**Consigne**
Recopiez à l'identique l'ensemble des lignes ci-dessous, en laissant de côté les images.
=====
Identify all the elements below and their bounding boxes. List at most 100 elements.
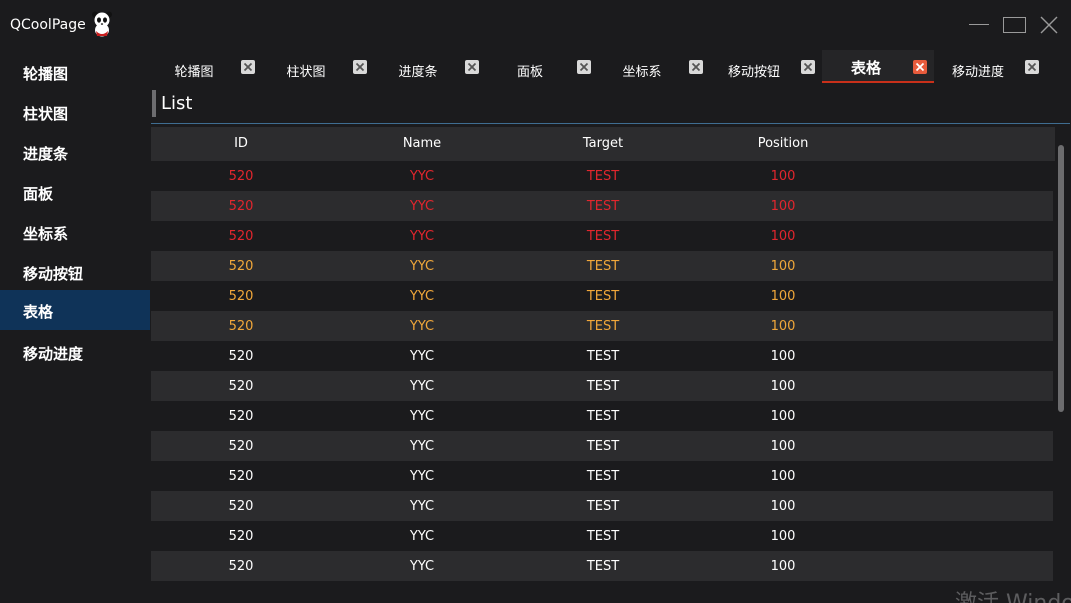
tab-move-button[interactable]: 移动按钮 [710,50,822,83]
cell-target: TEST [586,229,620,244]
cell-target: TEST [586,349,620,364]
table-row[interactable]: 520 YYC TEST 100 [151,521,1053,551]
tab-close-button[interactable] [353,60,367,74]
table-row[interactable]: 520 YYC TEST 100 [151,341,1053,371]
cell-name: YYC [409,319,435,334]
column-header-position[interactable]: Position [693,136,873,151]
scrollbar-thumb[interactable] [1058,145,1064,412]
cell-id: 520 [228,289,254,304]
cell-id: 520 [228,409,254,424]
tab-close-button[interactable] [465,60,479,74]
tab-label: 移动按钮 [727,65,780,80]
tab-label: 进度条 [398,65,438,80]
table-row[interactable]: 520 YYC TEST 100 [151,311,1053,341]
content-area: List ID Name Target Position 520 YYC TEST 1… [150,84,1071,603]
tab-label: 移动进度 [951,65,1004,80]
section-title: List [161,93,193,114]
column-header-target[interactable]: Target [513,136,693,151]
sidebar-item-bar-chart[interactable]: 柱状图 [0,92,150,132]
cell-position: 100 [770,349,796,364]
table-row[interactable]: 520 YYC TEST 100 [151,221,1053,251]
table-body: 520 YYC TEST 100 520 YYC TEST 100 520 YYC TEST 100 5… [151,161,1053,581]
cell-id: 520 [228,199,254,214]
cell-name: YYC [409,499,435,514]
tab-progress-bar[interactable]: 进度条 [374,50,486,83]
tab-close-button[interactable] [577,60,591,74]
close-button[interactable] [1036,12,1062,38]
tab-label: 表格 [850,59,881,77]
sidebar-item-label: 坐标系 [23,225,69,243]
cell-position: 100 [770,469,796,484]
cell-id: 520 [228,259,254,274]
close-icon [467,62,477,72]
sidebar-item-move-progress[interactable]: 移动进度 [0,332,150,372]
cell-position: 100 [770,199,796,214]
cell-position: 100 [770,439,796,454]
tab-table[interactable]: 表格 [822,50,934,83]
section-divider [151,123,1070,124]
cell-position: 100 [770,169,796,184]
table-header: ID Name Target Position [151,127,1055,161]
tab-carousel[interactable]: 轮播图 [150,50,262,83]
tab-close-button[interactable] [1025,60,1039,74]
table-row[interactable]: 520 YYC TEST 100 [151,281,1053,311]
cell-id: 520 [228,469,254,484]
close-icon [243,62,253,72]
tab-panel[interactable]: 面板 [486,50,598,83]
cell-position: 100 [770,559,796,574]
tab-bar: 轮播图 柱状图 进度条 面板 坐标系 移动按钮 表格 移动进度 [150,50,1071,84]
sidebar-item-carousel[interactable]: 轮播图 [0,52,150,92]
cell-id: 520 [228,379,254,394]
tab-close-button[interactable] [689,60,703,74]
sidebar-item-label: 移动进度 [23,345,84,363]
sidebar-item-table[interactable]: 表格 [0,290,150,330]
app-title: QCoolPage [10,17,86,33]
tab-close-button[interactable] [801,60,815,74]
tab-close-button[interactable] [913,60,927,74]
sidebar-item-progress-bar[interactable]: 进度条 [0,132,150,172]
table-row[interactable]: 520 YYC TEST 100 [151,371,1053,401]
table-row[interactable]: 520 YYC TEST 100 [151,401,1053,431]
cell-name: YYC [409,379,435,394]
tab-bar-chart[interactable]: 柱状图 [262,50,374,83]
table-row[interactable]: 520 YYC TEST 100 [151,551,1053,581]
cell-position: 100 [770,499,796,514]
table-row[interactable]: 520 YYC TEST 100 [151,191,1053,221]
tab-coordinate[interactable]: 坐标系 [598,50,710,83]
sidebar-item-label: 移动按钮 [23,265,84,283]
cell-id: 520 [228,349,254,364]
cell-name: YYC [409,439,435,454]
cell-id: 520 [228,439,254,454]
cell-name: YYC [409,529,435,544]
sidebar-item-move-button[interactable]: 移动按钮 [0,252,150,292]
cell-name: YYC [409,559,435,574]
table-row[interactable]: 520 YYC TEST 100 [151,461,1053,491]
cell-target: TEST [586,499,620,514]
cell-name: YYC [409,409,435,424]
cell-target: TEST [586,559,620,574]
column-header-name[interactable]: Name [332,136,512,151]
sidebar: 轮播图 柱状图 进度条 面板 坐标系 移动按钮 表格 移动进度 [0,50,150,603]
cell-position: 100 [770,379,796,394]
close-icon [1040,16,1058,34]
title-bar: QCoolPage [0,0,1071,50]
sidebar-item-coordinate[interactable]: 坐标系 [0,212,150,252]
tab-close-button[interactable] [241,60,255,74]
tab-label: 柱状图 [286,65,326,80]
sidebar-item-panel[interactable]: 面板 [0,172,150,212]
tab-label: 面板 [516,65,543,80]
sidebar-item-label: 轮播图 [23,65,69,83]
sidebar-item-label: 面板 [23,185,54,203]
cell-id: 520 [228,529,254,544]
cell-target: TEST [586,529,620,544]
section-marker [152,90,156,117]
close-icon [691,62,701,72]
table-row[interactable]: 520 YYC TEST 100 [151,491,1053,521]
table-row[interactable]: 520 YYC TEST 100 [151,161,1053,191]
maximize-button[interactable] [1001,12,1027,38]
table-row[interactable]: 520 YYC TEST 100 [151,251,1053,281]
column-header-id[interactable]: ID [151,136,331,151]
tab-move-progress[interactable]: 移动进度 [934,50,1046,83]
minimize-button[interactable] [966,12,992,38]
table-row[interactable]: 520 YYC TEST 100 [151,431,1053,461]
=====
**Réponse**
Identify all the elements below and their bounding boxes. List at most 100 elements.
tab-move-button[interactable]: 移动按钮 [710,50,822,83]
cell-target: TEST [586,229,620,244]
cell-target: TEST [586,349,620,364]
table-row[interactable]: 520 YYC TEST 100 [151,521,1053,551]
tab-close-button[interactable] [353,60,367,74]
table-row[interactable]: 520 YYC TEST 100 [151,341,1053,371]
cell-name: YYC [409,319,435,334]
column-header-position[interactable]: Position [693,136,873,151]
scrollbar-thumb[interactable] [1058,145,1064,412]
cell-id: 520 [228,289,254,304]
cell-id: 520 [228,409,254,424]
tab-close-button[interactable] [465,60,479,74]
tab-label: 移动按钮 [727,65,780,80]
tab-label: 进度条 [398,65,438,80]
table-row[interactable]: 520 YYC TEST 100 [151,311,1053,341]
content-area: List ID Name Target Position 520 YYC TEST 1… [150,84,1071,603]
tab-label: 移动进度 [951,65,1004,80]
section-title: List [161,93,193,114]
column-header-target[interactable]: Target [513,136,693,151]
sidebar-item-bar-chart[interactable]: 柱状图 [0,92,150,132]
cell-position: 100 [770,349,796,364]
table-row[interactable]: 520 YYC TEST 100 [151,221,1053,251]
table-body: 520 YYC TEST 100 520 YYC TEST 100 520 YYC TEST 100 5… [151,161,1053,581]
cell-id: 520 [228,199,254,214]
cell-name: YYC [409,499,435,514]
tab-progress-bar[interactable]: 进度条 [374,50,486,83]
tab-close-button[interactable] [577,60,591,74]
close-button[interactable] [1036,12,1062,38]
tab-label: 表格 [850,59,881,77]
sidebar-item-label: 坐标系 [23,225,69,243]
cell-position: 100 [770,469,796,484]
cell-id: 520 [228,259,254,274]
close-icon [467,62,477,72]
sidebar-item-move-progress[interactable]: 移动进度 [0,332,150,372]
cell-position: 100 [770,199,796,214]
cell-position: 100 [770,439,796,454]
tab-table[interactable]: 表格 [822,50,934,83]
section-divider [151,123,1070,124]
cell-position: 100 [770,169,796,184]
table-header: ID Name Target Position [151,127,1055,161]
tab-carousel[interactable]: 轮播图 [150,50,262,83]
tab-close-button[interactable] [1025,60,1039,74]
table-row[interactable]: 520 YYC TEST 100 [151,281,1053,311]
cell-id: 520 [228,469,254,484]
close-icon [243,62,253,72]
tab-panel[interactable]: 面板 [486,50,598,83]
cell-position: 100 [770,559,796,574]
tab-bar: 轮播图 柱状图 进度条 面板 坐标系 移动按钮 表格 移动进度 [150,50,1071,84]
sidebar-item-carousel[interactable]: 轮播图 [0,52,150,92]
cell-id: 520 [228,379,254,394]
tab-close-button[interactable] [689,60,703,74]
sidebar-item-label: 移动进度 [23,345,84,363]
sidebar-item-table[interactable]: 表格 [0,290,150,330]
app-title: QCoolPage [10,17,86,33]
tab-close-button[interactable] [801,60,815,74]
tab-close-button[interactable] [913,60,927,74]
sidebar-item-progress-bar[interactable]: 进度条 [0,132,150,172]
table-row[interactable]: 520 YYC TEST 100 [151,371,1053,401]
table-row[interactable]: 520 YYC TEST 100 [151,401,1053,431]
cell-name: YYC [409,379,435,394]
tab-bar-chart[interactable]: 柱状图 [262,50,374,83]
table-row[interactable]: 520 YYC TEST 100 [151,551,1053,581]
cell-position: 100 [770,499,796,514]
table-row[interactable]: 520 YYC TEST 100 [151,191,1053,221]
tab-coordinate[interactable]: 坐标系 [598,50,710,83]
sidebar-item-label: 移动按钮 [23,265,84,283]
cell-id: 520 [228,349,254,364]
cell-name: YYC [409,439,435,454]
cell-id: 520 [228,439,254,454]
cell-name: YYC [409,529,435,544]
sidebar-item-move-button[interactable]: 移动按钮 [0,252,150,292]
cell-name: YYC [409,559,435,574]
table-row[interactable]: 520 YYC TEST 100 [151,461,1053,491]
cell-target: TEST [586,499,620,514]
cell-name: YYC [409,409,435,424]
cell-target: TEST [586,559,620,574]
column-header-name[interactable]: Name [332,136,512,151]
sidebar: 轮播图 柱状图 进度条 面板 坐标系 移动按钮 表格 移动进度 [0,50,150,603]
cell-position: 100 [770,379,796,394]
close-icon [1040,16,1058,34]
title-bar: QCoolPage [0,0,1071,50]
sidebar-item-coordinate[interactable]: 坐标系 [0,212,150,252]
tab-close-button[interactable] [241,60,255,74]
tab-label: 柱状图 [286,65,326,80]
sidebar-item-panel[interactable]: 面板 [0,172,150,212]
tab-label: 面板 [516,65,543,80]
sidebar-item-label: 轮播图 [23,65,69,83]
sidebar-item-label: 面板 [23,185,54,203]
cell-id: 520 [228,529,254,544]
cell-target: TEST [586,529,620,544]
section-marker [152,90,156,117]
close-icon [691,62,701,72]
table-row[interactable]: 520 YYC TEST 100 [151,491,1053,521]
table-row[interactable]: 520 YYC TEST 100 [151,161,1053,191]
maximize-button[interactable] [1001,12,1027,38]
table-row[interactable]: 520 YYC TEST 100 [151,251,1053,281]
column-header-id[interactable]: ID [151,136,331,151]
tab-move-progress[interactable]: 移动进度 [934,50,1046,83]
minimize-button[interactable] [966,12,992,38]
table-row[interactable]: 520 YYC TEST 100 [151,431,1053,461]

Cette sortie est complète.